- [Job]
Return all of the lines below exactly as they are.

A block of data:

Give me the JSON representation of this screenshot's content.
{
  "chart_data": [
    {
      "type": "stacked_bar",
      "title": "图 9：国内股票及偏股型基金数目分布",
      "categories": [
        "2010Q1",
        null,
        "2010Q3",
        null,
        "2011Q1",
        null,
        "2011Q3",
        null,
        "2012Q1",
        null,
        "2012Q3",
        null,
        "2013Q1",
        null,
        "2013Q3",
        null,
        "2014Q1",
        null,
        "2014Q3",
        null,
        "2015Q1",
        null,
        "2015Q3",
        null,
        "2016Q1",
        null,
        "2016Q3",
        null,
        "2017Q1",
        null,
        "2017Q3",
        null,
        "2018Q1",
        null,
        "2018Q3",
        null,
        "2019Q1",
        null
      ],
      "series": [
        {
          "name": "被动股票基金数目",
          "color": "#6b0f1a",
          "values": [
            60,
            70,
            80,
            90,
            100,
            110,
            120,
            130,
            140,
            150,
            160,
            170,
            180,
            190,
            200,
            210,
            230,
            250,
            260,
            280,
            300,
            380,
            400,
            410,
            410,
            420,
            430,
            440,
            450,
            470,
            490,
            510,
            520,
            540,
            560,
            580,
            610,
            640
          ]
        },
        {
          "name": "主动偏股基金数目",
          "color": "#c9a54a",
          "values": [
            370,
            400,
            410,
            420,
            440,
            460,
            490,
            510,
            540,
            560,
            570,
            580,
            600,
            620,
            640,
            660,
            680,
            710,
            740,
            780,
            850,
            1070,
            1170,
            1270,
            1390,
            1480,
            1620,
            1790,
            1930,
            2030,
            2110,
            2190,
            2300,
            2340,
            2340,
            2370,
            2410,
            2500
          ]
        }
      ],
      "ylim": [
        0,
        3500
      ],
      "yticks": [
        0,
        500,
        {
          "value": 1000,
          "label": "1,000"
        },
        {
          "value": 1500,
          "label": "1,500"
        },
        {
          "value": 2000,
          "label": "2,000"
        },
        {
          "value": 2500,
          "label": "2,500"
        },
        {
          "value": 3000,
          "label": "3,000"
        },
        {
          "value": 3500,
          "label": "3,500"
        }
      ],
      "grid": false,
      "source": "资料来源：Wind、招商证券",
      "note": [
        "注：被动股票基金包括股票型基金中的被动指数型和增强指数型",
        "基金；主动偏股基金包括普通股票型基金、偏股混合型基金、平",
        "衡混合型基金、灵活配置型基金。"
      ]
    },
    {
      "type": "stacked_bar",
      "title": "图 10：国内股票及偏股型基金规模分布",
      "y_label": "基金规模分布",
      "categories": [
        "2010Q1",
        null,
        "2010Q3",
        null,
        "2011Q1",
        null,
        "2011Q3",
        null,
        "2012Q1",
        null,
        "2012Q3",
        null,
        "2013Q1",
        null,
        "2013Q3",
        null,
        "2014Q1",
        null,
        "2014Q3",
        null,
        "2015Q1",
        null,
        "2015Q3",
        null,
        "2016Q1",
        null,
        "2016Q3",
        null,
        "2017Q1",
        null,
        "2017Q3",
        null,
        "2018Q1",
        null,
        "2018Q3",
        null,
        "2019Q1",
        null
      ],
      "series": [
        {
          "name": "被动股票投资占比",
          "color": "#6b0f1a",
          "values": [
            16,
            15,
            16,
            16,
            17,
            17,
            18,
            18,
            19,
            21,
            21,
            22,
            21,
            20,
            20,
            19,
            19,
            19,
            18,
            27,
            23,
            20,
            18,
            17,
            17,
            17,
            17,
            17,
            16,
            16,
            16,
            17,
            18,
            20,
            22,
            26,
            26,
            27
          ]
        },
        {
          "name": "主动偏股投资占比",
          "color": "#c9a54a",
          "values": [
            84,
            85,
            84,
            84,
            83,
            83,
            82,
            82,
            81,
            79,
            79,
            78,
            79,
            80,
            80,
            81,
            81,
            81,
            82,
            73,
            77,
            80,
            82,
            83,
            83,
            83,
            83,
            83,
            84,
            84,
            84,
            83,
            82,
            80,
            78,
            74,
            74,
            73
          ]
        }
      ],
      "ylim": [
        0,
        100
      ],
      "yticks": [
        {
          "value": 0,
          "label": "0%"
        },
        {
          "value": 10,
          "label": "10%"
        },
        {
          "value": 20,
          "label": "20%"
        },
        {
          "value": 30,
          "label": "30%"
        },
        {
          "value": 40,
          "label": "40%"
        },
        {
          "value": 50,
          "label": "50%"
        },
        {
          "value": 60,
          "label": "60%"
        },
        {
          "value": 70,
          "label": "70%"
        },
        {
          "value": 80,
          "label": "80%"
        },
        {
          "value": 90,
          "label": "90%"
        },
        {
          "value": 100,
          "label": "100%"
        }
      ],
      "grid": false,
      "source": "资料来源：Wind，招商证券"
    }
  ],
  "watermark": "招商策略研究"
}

- [Written response]
Give me the JSON representation of this screenshot's content.
{
  "chart_data": [
    {
      "type": "stacked_bar",
      "title": "图 9：国内股票及偏股型基金数目分布",
      "categories": [
        "2010Q1",
        null,
        "2010Q3",
        null,
        "2011Q1",
        null,
        "2011Q3",
        null,
        "2012Q1",
        null,
        "2012Q3",
        null,
        "2013Q1",
        null,
        "2013Q3",
        null,
        "2014Q1",
        null,
        "2014Q3",
        null,
        "2015Q1",
        null,
        "2015Q3",
        null,
        "2016Q1",
        null,
        "2016Q3",
        null,
        "2017Q1",
        null,
        "2017Q3",
        null,
        "2018Q1",
        null,
        "2018Q3",
        null,
        "2019Q1",
        null
      ],
      "series": [
        {
          "name": "被动股票基金数目",
          "color": "#6b0f1a",
          "values": [
            60,
            70,
            80,
            90,
            100,
            110,
            120,
            130,
            140,
            150,
            160,
            170,
            180,
            190,
            200,
            210,
            230,
            250,
            260,
            280,
            300,
            380,
            400,
            410,
            410,
            420,
            430,
            440,
            450,
            470,
            490,
            510,
            520,
            540,
            560,
            580,
            610,
            640
          ]
        },
        {
          "name": "主动偏股基金数目",
          "color": "#c9a54a",
          "values": [
            370,
            400,
            410,
            420,
            440,
            460,
            490,
            510,
            540,
            560,
            570,
            580,
            600,
            620,
            640,
            660,
            680,
            710,
            740,
            780,
            850,
            1070,
            1170,
            1270,
            1390,
            1480,
            1620,
            1790,
            1930,
            2030,
            2110,
            2190,
            2300,
            2340,
            2340,
            2370,
            2410,
            2500
          ]
        }
      ],
      "ylim": [
        0,
        3500
      ],
      "yticks": [
        0,
        500,
        {
          "value": 1000,
          "label": "1,000"
        },
        {
          "value": 1500,
          "label": "1,500"
        },
        {
          "value": 2000,
          "label": "2,000"
        },
        {
          "value": 2500,
          "label": "2,500"
        },
        {
          "value": 3000,
          "label": "3,000"
        },
        {
          "value": 3500,
          "label": "3,500"
        }
      ],
      "grid": false,
      "source": "资料来源：Wind、招商证券",
      "note": [
        "注：被动股票基金包括股票型基金中的被动指数型和增强指数型",
        "基金；主动偏股基金包括普通股票型基金、偏股混合型基金、平",
        "衡混合型基金、灵活配置型基金。"
      ]
    },
    {
      "type": "stacked_bar",
      "title": "图 10：国内股票及偏股型基金规模分布",
      "y_label": "基金规模分布",
      "categories": [
        "2010Q1",
        null,
        "2010Q3",
        null,
        "2011Q1",
        null,
        "2011Q3",
        null,
        "2012Q1",
        null,
        "2012Q3",
        null,
        "2013Q1",
        null,
        "2013Q3",
        null,
        "2014Q1",
        null,
        "2014Q3",
        null,
        "2015Q1",
        null,
        "2015Q3",
        null,
        "2016Q1",
        null,
        "2016Q3",
        null,
        "2017Q1",
        null,
        "2017Q3",
        null,
        "2018Q1",
        null,
        "2018Q3",
        null,
        "2019Q1",
        null
      ],
      "series": [
        {
          "name": "被动股票投资占比",
          "color": "#6b0f1a",
          "values": [
            16,
            15,
            16,
            16,
            17,
            17,
            18,
            18,
            19,
            21,
            21,
            22,
            21,
            20,
            20,
            19,
            19,
            19,
            18,
            27,
            23,
            20,
            18,
            17,
            17,
            17,
            17,
            17,
            16,
            16,
            16,
            17,
            18,
            20,
            22,
            26,
            26,
            27
          ]
        },
        {
          "name": "主动偏股投资占比",
          "color": "#c9a54a",
          "values": [
            84,
            85,
            84,
            84,
            83,
            83,
            82,
            82,
            81,
            79,
            79,
            78,
            79,
            80,
            80,
            81,
            81,
            81,
            82,
            73,
            77,
            80,
            82,
            83,
            83,
            83,
            83,
            83,
            84,
            84,
            84,
            83,
            82,
            80,
            78,
            74,
            74,
            73
          ]
        }
      ],
      "ylim": [
        0,
        100
      ],
      "yticks": [
        {
          "value": 0,
          "label": "0%"
        },
        {
          "value": 10,
          "label": "10%"
        },
        {
          "value": 20,
          "label": "20%"
        },
        {
          "value": 30,
          "label": "30%"
        },
        {
          "value": 40,
          "label": "40%"
        },
        {
          "value": 50,
          "label": "50%"
        },
        {
          "value": 60,
          "label": "60%"
        },
        {
          "value": 70,
          "label": "70%"
        },
        {
          "value": 80,
          "label": "80%"
        },
        {
          "value": 90,
          "label": "90%"
        },
        {
          "value": 100,
          "label": "100%"
        }
      ],
      "grid": false,
      "source": "资料来源：Wind，招商证券"
    }
  ],
  "watermark": "招商策略研究"
}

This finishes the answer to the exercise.